Prompt:
Every line that contains the word "JSON" should be copied.
Begin
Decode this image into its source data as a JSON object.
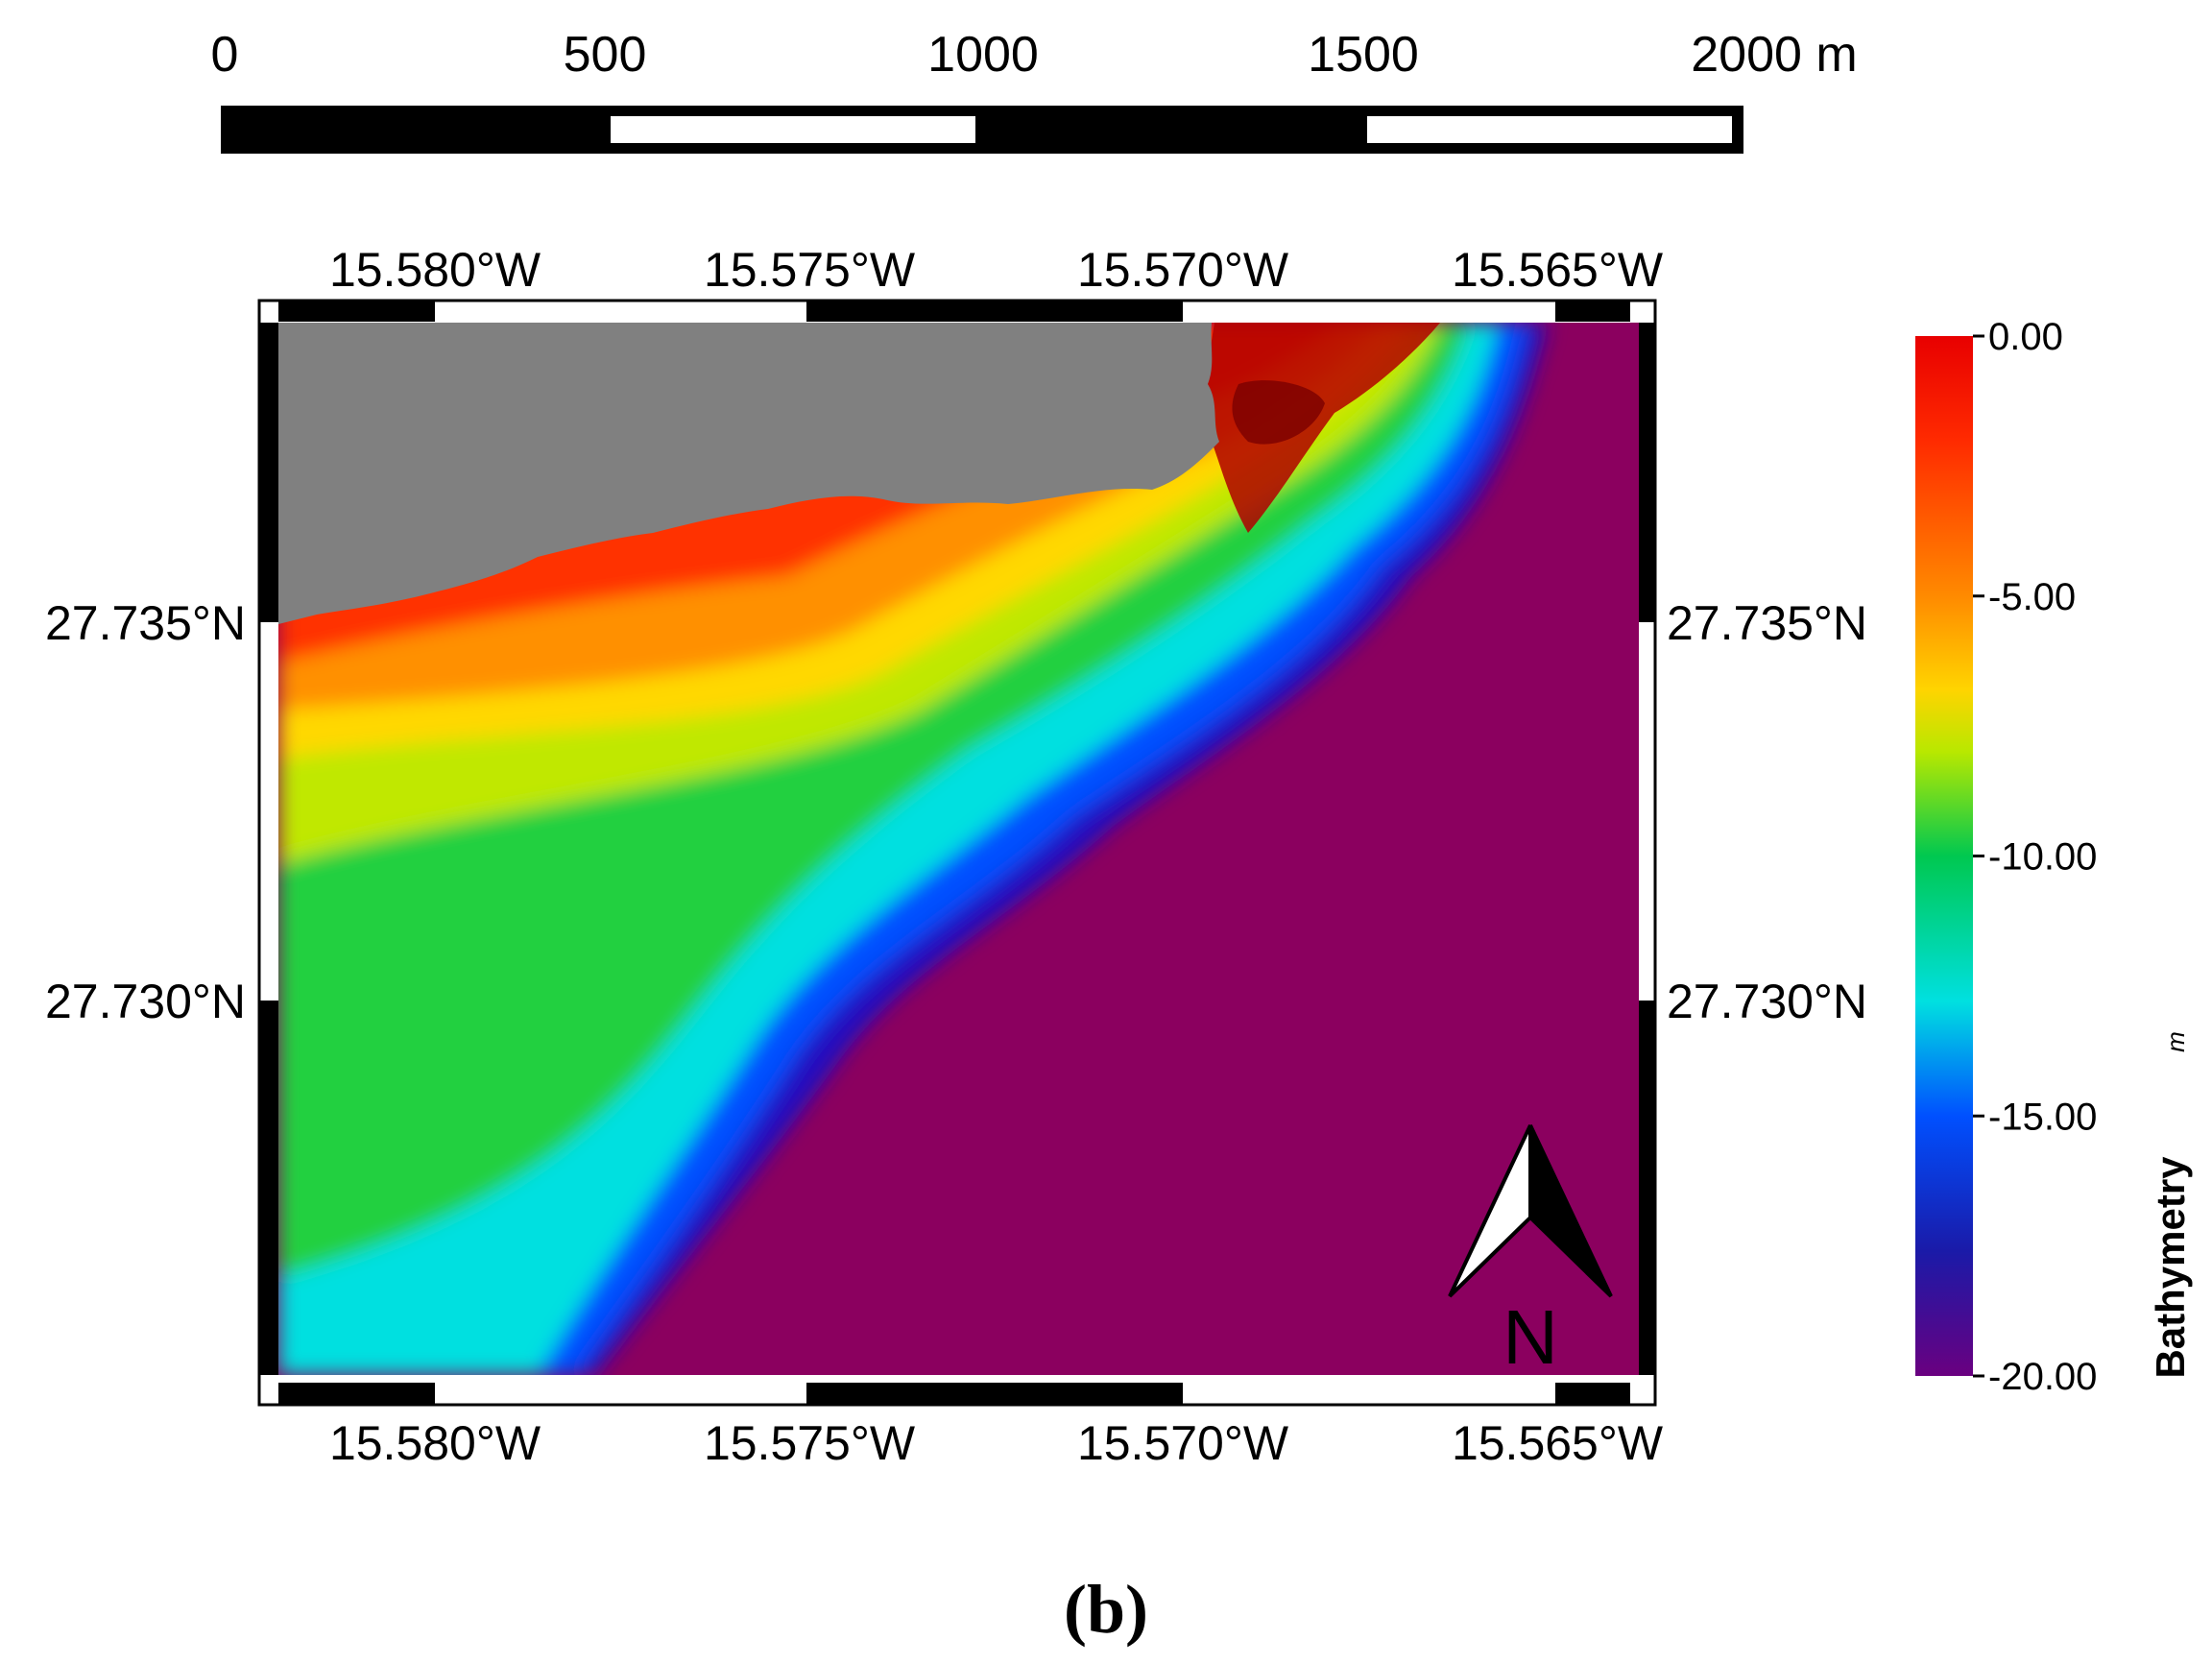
{
  "scale_bar": {
    "labels": [
      "0",
      "500",
      "1000",
      "1500",
      "2000 m"
    ]
  },
  "map": {
    "top_lon_labels": [
      "15.580°W",
      "15.575°W",
      "15.570°W",
      "15.565°W"
    ],
    "bottom_lon_labels": [
      "15.580°W",
      "15.575°W",
      "15.570°W",
      "15.565°W"
    ],
    "left_lat_labels": [
      "27.735°N",
      "27.730°N"
    ],
    "right_lat_labels": [
      "27.735°N",
      "27.730°N"
    ],
    "land_color": "#808080",
    "deep_color": "#8b005f"
  },
  "legend": {
    "title": "Bathymetry",
    "unit": "m",
    "ticks": [
      "0.00",
      "-5.00",
      "-10.00",
      "-15.00",
      "-20.00"
    ],
    "range": [
      -20,
      0
    ],
    "colors": [
      "#6a0080",
      "#1a1aa8",
      "#0060ff",
      "#00e5e5",
      "#00c850",
      "#b8e800",
      "#ffd400",
      "#ff8a00",
      "#ff1a00",
      "#e80000"
    ]
  },
  "north_arrow": {
    "label": "N"
  },
  "panel_label": "(b)"
}
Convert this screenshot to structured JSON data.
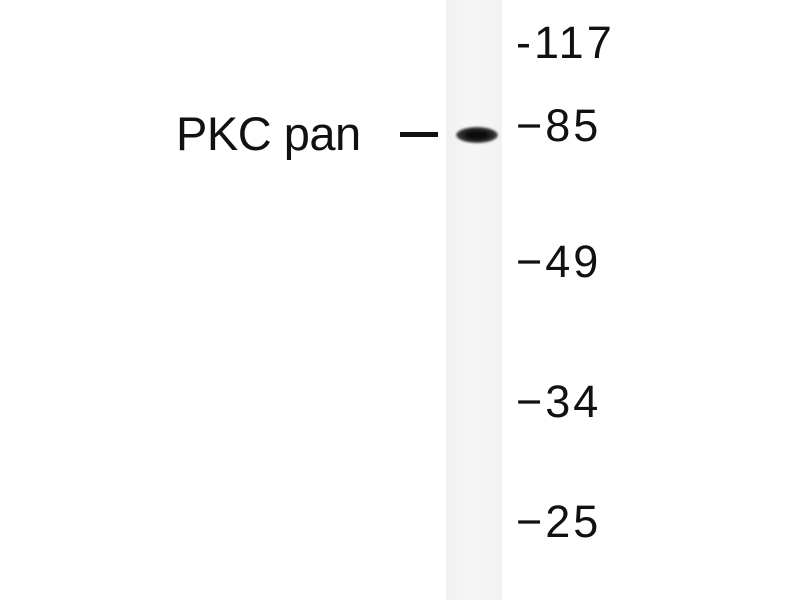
{
  "band_label": "PKC pan",
  "markers": [
    {
      "label": "-117"
    },
    {
      "label": "−85"
    },
    {
      "label": "−49"
    },
    {
      "label": "−34"
    },
    {
      "label": "−25"
    }
  ]
}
End
Answer for the task:
Decode this image into its source data as a JSON object.
Convert this screenshot to structured JSON data.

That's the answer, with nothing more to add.